__What is asked__.
Your task is to copy the listing exactly. Drop any pictures from the copy.
──────── Provided entries ────────
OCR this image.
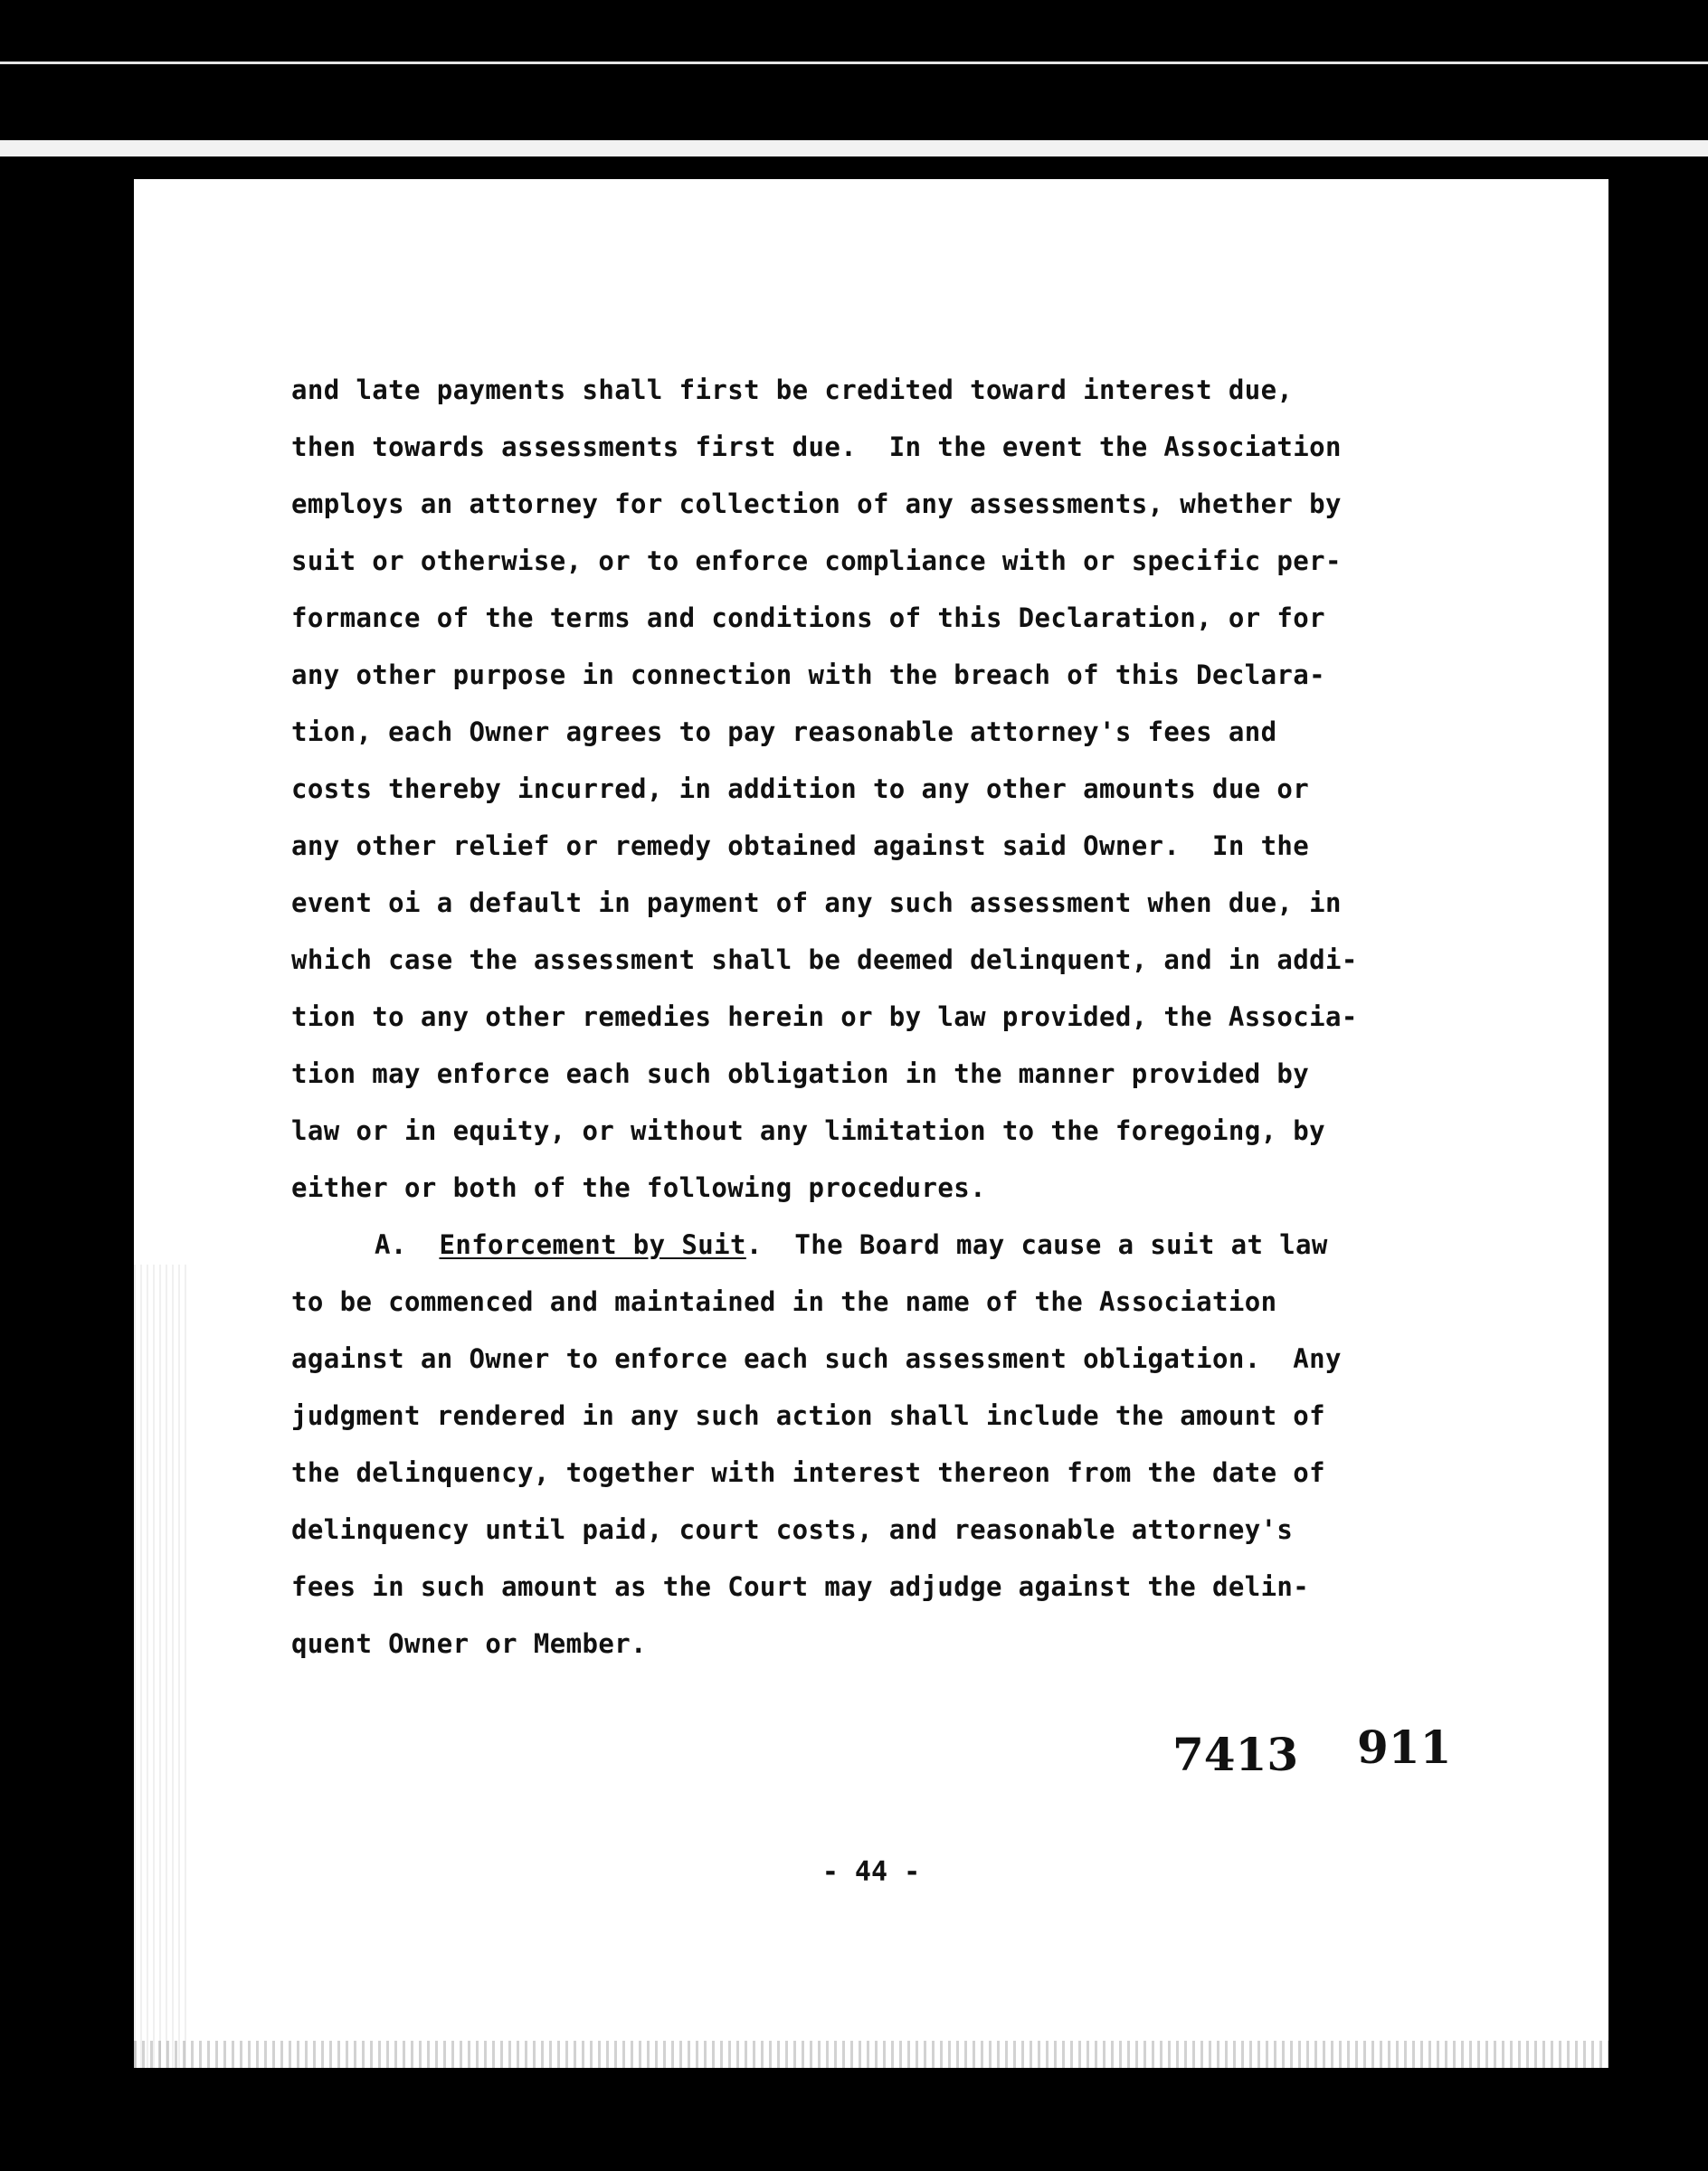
and late payments shall first be credited toward interest due,
then towards assessments first due.  In the event the Association
employs an attorney for collection of any assessments, whether by
suit or otherwise, or to enforce compliance with or specific per-
formance of the terms and conditions of this Declaration, or for
any other purpose in connection with the breach of this Declara-
tion, each Owner agrees to pay reasonable attorney's fees and
costs thereby incurred, in addition to any other amounts due or
any other relief or remedy obtained against said Owner.  In the
event oi a default in payment of any such assessment when due, in
which case the assessment shall be deemed delinquent, and in addi-
tion to any other remedies herein or by law provided, the Associa-
tion may enforce each such obligation in the manner provided by
law or in equity, or without any limitation to the foregoing, by
either or both of the following procedures.
A. Enforcement by Suit.  The Board may cause a suit at law
to be commenced and maintained in the name of the Association
against an Owner to enforce each such assessment obligation.  Any
judgment rendered in any such action shall include the amount of
the delinquency, together with interest thereon from the date of
delinquency until paid, court costs, and reasonable attorney's
fees in such amount as the Court may adjudge against the delin-
quent Owner or Member.
7413 911
- 44 -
────────
__Reply to the exercise__.
OCR this image.
and late payments shall first be credited toward interest due,
then towards assessments first due.  In the event the Association
employs an attorney for collection of any assessments, whether by
suit or otherwise, or to enforce compliance with or specific per-
formance of the terms and conditions of this Declaration, or for
any other purpose in connection with the breach of this Declara-
tion, each Owner agrees to pay reasonable attorney's fees and
costs thereby incurred, in addition to any other amounts due or
any other relief or remedy obtained against said Owner.  In the
event oi a default in payment of any such assessment when due, in
which case the assessment shall be deemed delinquent, and in addi-
tion to any other remedies herein or by law provided, the Associa-
tion may enforce each such obligation in the manner provided by
law or in equity, or without any limitation to the foregoing, by
either or both of the following procedures.
A. Enforcement by Suit.  The Board may cause a suit at law
to be commenced and maintained in the name of the Association
against an Owner to enforce each such assessment obligation.  Any
judgment rendered in any such action shall include the amount of
the delinquency, together with interest thereon from the date of
delinquency until paid, court costs, and reasonable attorney's
fees in such amount as the Court may adjudge against the delin-
quent Owner or Member.
7413 911
- 44 -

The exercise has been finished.